• _WHAT YOU HAVE TO DO_:
Retype every entry in its entirety, without alteration.

Extracted records
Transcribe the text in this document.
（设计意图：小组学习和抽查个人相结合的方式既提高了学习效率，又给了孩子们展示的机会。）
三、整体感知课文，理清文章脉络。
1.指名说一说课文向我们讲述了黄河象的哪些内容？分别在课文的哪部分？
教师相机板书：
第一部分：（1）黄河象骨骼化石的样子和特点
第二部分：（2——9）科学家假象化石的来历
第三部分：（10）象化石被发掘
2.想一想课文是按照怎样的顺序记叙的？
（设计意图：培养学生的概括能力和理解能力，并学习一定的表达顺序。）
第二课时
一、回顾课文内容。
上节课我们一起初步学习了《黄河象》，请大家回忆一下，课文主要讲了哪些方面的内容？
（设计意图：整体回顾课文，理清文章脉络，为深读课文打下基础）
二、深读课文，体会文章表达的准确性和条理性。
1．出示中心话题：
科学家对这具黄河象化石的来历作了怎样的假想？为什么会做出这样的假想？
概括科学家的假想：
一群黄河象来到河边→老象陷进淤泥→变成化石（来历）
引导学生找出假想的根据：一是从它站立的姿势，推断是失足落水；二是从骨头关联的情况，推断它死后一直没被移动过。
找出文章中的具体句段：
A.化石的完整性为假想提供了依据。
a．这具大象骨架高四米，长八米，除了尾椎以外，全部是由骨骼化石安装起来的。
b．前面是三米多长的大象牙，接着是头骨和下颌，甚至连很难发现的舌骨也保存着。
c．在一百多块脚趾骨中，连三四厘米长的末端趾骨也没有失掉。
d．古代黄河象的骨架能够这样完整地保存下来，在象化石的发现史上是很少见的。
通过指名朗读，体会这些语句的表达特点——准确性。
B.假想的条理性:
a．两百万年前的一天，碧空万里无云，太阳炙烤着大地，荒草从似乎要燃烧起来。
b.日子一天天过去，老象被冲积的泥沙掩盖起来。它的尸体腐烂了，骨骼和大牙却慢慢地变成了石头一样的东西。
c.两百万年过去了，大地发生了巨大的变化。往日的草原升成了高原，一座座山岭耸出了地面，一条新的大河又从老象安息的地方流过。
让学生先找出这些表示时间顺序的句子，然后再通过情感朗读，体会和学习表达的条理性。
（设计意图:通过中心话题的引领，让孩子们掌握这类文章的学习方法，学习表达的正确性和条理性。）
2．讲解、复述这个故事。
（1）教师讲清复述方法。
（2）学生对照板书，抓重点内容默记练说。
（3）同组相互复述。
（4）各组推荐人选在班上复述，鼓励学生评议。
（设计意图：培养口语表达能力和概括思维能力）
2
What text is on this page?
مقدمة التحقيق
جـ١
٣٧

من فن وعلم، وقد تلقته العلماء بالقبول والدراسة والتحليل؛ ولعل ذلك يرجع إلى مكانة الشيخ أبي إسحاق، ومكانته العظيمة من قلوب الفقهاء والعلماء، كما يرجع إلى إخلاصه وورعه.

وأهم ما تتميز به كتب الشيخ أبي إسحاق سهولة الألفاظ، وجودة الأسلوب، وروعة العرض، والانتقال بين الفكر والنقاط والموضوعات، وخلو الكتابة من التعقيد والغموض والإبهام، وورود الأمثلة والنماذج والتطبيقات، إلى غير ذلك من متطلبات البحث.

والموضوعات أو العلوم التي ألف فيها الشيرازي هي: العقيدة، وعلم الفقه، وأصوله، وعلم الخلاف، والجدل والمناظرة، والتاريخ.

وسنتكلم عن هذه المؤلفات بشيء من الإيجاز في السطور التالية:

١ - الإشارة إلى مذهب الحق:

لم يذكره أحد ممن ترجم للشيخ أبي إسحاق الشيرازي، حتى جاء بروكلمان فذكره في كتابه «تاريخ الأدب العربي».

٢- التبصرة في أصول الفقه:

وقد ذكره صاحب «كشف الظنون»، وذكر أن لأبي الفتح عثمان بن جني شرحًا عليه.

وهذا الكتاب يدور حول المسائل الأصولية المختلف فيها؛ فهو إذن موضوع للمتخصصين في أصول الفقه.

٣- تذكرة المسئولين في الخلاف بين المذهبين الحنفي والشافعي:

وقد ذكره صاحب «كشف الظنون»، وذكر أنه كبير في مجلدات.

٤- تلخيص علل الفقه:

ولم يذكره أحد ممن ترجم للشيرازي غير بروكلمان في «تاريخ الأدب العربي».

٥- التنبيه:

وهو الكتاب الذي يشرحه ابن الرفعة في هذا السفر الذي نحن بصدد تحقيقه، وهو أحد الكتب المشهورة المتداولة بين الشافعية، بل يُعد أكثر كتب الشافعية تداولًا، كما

• _EXERCISE RESPONSE_:
Transcribe the text in this document.
（设计意图：小组学习和抽查个人相结合的方式既提高了学习效率，又给了孩子们展示的机会。）
三、整体感知课文，理清文章脉络。
1.指名说一说课文向我们讲述了黄河象的哪些内容？分别在课文的哪部分？
教师相机板书：
第一部分：（1）黄河象骨骼化石的样子和特点
第二部分：（2——9）科学家假象化石的来历
第三部分：（10）象化石被发掘
2.想一想课文是按照怎样的顺序记叙的？
（设计意图：培养学生的概括能力和理解能力，并学习一定的表达顺序。）
第二课时
一、回顾课文内容。
上节课我们一起初步学习了《黄河象》，请大家回忆一下，课文主要讲了哪些方面的内容？
（设计意图：整体回顾课文，理清文章脉络，为深读课文打下基础）
二、深读课文，体会文章表达的准确性和条理性。
1．出示中心话题：
科学家对这具黄河象化石的来历作了怎样的假想？为什么会做出这样的假想？
概括科学家的假想：
一群黄河象来到河边→老象陷进淤泥→变成化石（来历）
引导学生找出假想的根据：一是从它站立的姿势，推断是失足落水；二是从骨头关联的情况，推断它死后一直没被移动过。
找出文章中的具体句段：
A.化石的完整性为假想提供了依据。
a．这具大象骨架高四米，长八米，除了尾椎以外，全部是由骨骼化石安装起来的。
b．前面是三米多长的大象牙，接着是头骨和下颌，甚至连很难发现的舌骨也保存着。
c．在一百多块脚趾骨中，连三四厘米长的末端趾骨也没有失掉。
d．古代黄河象的骨架能够这样完整地保存下来，在象化石的发现史上是很少见的。
通过指名朗读，体会这些语句的表达特点——准确性。
B.假想的条理性:
a．两百万年前的一天，碧空万里无云，太阳炙烤着大地，荒草从似乎要燃烧起来。
b.日子一天天过去，老象被冲积的泥沙掩盖起来。它的尸体腐烂了，骨骼和大牙却慢慢地变成了石头一样的东西。
c.两百万年过去了，大地发生了巨大的变化。往日的草原升成了高原，一座座山岭耸出了地面，一条新的大河又从老象安息的地方流过。
让学生先找出这些表示时间顺序的句子，然后再通过情感朗读，体会和学习表达的条理性。
（设计意图:通过中心话题的引领，让孩子们掌握这类文章的学习方法，学习表达的正确性和条理性。）
2．讲解、复述这个故事。
（1）教师讲清复述方法。
（2）学生对照板书，抓重点内容默记练说。
（3）同组相互复述。
（4）各组推荐人选在班上复述，鼓励学生评议。
（设计意图：培养口语表达能力和概括思维能力）
2
What text is on this page?
مقدمة التحقيق
جـ١
٣٧

من فن وعلم، وقد تلقته العلماء بالقبول والدراسة والتحليل؛ ولعل ذلك يرجع إلى مكانة الشيخ أبي إسحاق، ومكانته العظيمة من قلوب الفقهاء والعلماء، كما يرجع إلى إخلاصه وورعه.

وأهم ما تتميز به كتب الشيخ أبي إسحاق سهولة الألفاظ، وجودة الأسلوب، وروعة العرض، والانتقال بين الفكر والنقاط والموضوعات، وخلو الكتابة من التعقيد والغموض والإبهام، وورود الأمثلة والنماذج والتطبيقات، إلى غير ذلك من متطلبات البحث.

والموضوعات أو العلوم التي ألف فيها الشيرازي هي: العقيدة، وعلم الفقه، وأصوله، وعلم الخلاف، والجدل والمناظرة، والتاريخ.

وسنتكلم عن هذه المؤلفات بشيء من الإيجاز في السطور التالية:

١ - الإشارة إلى مذهب الحق:

لم يذكره أحد ممن ترجم للشيخ أبي إسحاق الشيرازي، حتى جاء بروكلمان فذكره في كتابه «تاريخ الأدب العربي».

٢- التبصرة في أصول الفقه:

وقد ذكره صاحب «كشف الظنون»، وذكر أن لأبي الفتح عثمان بن جني شرحًا عليه.

وهذا الكتاب يدور حول المسائل الأصولية المختلف فيها؛ فهو إذن موضوع للمتخصصين في أصول الفقه.

٣- تذكرة المسئولين في الخلاف بين المذهبين الحنفي والشافعي:

وقد ذكره صاحب «كشف الظنون»، وذكر أنه كبير في مجلدات.

٤- تلخيص علل الفقه:

ولم يذكره أحد ممن ترجم للشيرازي غير بروكلمان في «تاريخ الأدب العربي».

٥- التنبيه:

وهو الكتاب الذي يشرحه ابن الرفعة في هذا السفر الذي نحن بصدد تحقيقه، وهو أحد الكتب المشهورة المتداولة بين الشافعية، بل يُعد أكثر كتب الشافعية تداولًا، كما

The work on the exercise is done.